## Task objective
Identify all lines below that hold "động" and collect them.

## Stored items
----
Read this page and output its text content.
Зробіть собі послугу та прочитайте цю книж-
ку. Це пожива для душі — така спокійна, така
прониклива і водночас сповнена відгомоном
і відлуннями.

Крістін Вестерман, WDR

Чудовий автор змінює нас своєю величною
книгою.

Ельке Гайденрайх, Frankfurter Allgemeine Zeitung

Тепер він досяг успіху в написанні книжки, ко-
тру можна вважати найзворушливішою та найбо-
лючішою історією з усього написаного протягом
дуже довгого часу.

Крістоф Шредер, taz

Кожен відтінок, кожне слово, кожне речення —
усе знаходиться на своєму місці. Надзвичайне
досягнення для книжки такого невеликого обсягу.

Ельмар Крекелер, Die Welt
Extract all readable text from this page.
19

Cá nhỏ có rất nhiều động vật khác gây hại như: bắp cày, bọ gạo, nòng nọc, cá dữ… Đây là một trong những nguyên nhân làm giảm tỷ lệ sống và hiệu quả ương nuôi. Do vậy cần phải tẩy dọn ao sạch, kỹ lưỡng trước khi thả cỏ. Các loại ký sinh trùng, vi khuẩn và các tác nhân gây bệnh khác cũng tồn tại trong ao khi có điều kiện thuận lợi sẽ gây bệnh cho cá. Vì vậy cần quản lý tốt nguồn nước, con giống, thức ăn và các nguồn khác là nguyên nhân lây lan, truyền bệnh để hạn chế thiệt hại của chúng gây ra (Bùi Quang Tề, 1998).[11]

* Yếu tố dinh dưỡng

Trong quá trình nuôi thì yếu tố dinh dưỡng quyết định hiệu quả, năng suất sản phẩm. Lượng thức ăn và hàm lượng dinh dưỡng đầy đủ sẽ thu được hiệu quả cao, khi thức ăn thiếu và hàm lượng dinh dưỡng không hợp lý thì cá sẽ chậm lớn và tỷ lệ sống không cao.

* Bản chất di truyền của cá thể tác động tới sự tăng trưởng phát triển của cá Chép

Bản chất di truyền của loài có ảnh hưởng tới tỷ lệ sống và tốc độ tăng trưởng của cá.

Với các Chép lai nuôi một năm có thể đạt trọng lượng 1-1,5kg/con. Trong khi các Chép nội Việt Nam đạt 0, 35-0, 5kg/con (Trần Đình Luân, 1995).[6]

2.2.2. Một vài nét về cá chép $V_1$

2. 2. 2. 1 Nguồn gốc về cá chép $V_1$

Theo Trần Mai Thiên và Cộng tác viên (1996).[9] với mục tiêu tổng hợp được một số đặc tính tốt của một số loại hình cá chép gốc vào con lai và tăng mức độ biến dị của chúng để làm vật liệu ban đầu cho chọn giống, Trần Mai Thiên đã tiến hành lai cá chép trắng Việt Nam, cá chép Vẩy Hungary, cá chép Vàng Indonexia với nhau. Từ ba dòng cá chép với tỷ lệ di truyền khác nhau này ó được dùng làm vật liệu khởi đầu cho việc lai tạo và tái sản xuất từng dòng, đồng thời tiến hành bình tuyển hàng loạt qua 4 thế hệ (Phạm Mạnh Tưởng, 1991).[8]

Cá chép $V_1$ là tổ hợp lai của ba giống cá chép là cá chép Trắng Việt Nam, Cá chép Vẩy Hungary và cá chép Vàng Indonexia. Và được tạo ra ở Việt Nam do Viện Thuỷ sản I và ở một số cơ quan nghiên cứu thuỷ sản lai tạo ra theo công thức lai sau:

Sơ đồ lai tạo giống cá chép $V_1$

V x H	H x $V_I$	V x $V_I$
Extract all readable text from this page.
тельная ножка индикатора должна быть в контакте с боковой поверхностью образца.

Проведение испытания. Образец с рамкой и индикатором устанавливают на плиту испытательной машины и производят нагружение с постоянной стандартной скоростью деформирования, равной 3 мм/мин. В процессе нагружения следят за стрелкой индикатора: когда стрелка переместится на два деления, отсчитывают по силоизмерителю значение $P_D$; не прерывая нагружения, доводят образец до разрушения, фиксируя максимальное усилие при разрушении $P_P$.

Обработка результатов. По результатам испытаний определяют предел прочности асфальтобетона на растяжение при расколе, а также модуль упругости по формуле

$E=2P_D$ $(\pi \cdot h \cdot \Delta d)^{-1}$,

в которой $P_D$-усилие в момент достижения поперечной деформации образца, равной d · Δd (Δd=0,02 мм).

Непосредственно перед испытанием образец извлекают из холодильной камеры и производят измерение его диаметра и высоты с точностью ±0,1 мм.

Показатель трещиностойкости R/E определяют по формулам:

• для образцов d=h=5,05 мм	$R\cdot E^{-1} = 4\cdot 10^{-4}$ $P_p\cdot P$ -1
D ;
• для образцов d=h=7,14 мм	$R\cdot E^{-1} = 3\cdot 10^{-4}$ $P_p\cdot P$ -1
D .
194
----
## The solution
Cá nhỏ có rất nhiều động vật khác gây hại như: bắp cày, bọ gạo, nòng nọc, cá dữ… Đây là một trong những nguyên nhân làm giảm tỷ lệ sống và hiệu quả ương nuôi. Do vậy cần phải tẩy dọn ao sạch, kỹ lưỡng trước khi thả cỏ. Các loại ký sinh trùng, vi khuẩn và các tác nhân gây bệnh khác cũng tồn tại trong ao khi có điều kiện thuận lợi sẽ gây bệnh cho cá. Vì vậy cần quản lý tốt nguồn nước, con giống, thức ăn và các nguồn khác là nguyên nhân lây lan, truyền bệnh để hạn chế thiệt hại của chúng gây ra (Bùi Quang Tề, 1998).[11]
* Bản chất di truyền của cá thể tác động tới sự tăng trưởng phát triển của cá Chép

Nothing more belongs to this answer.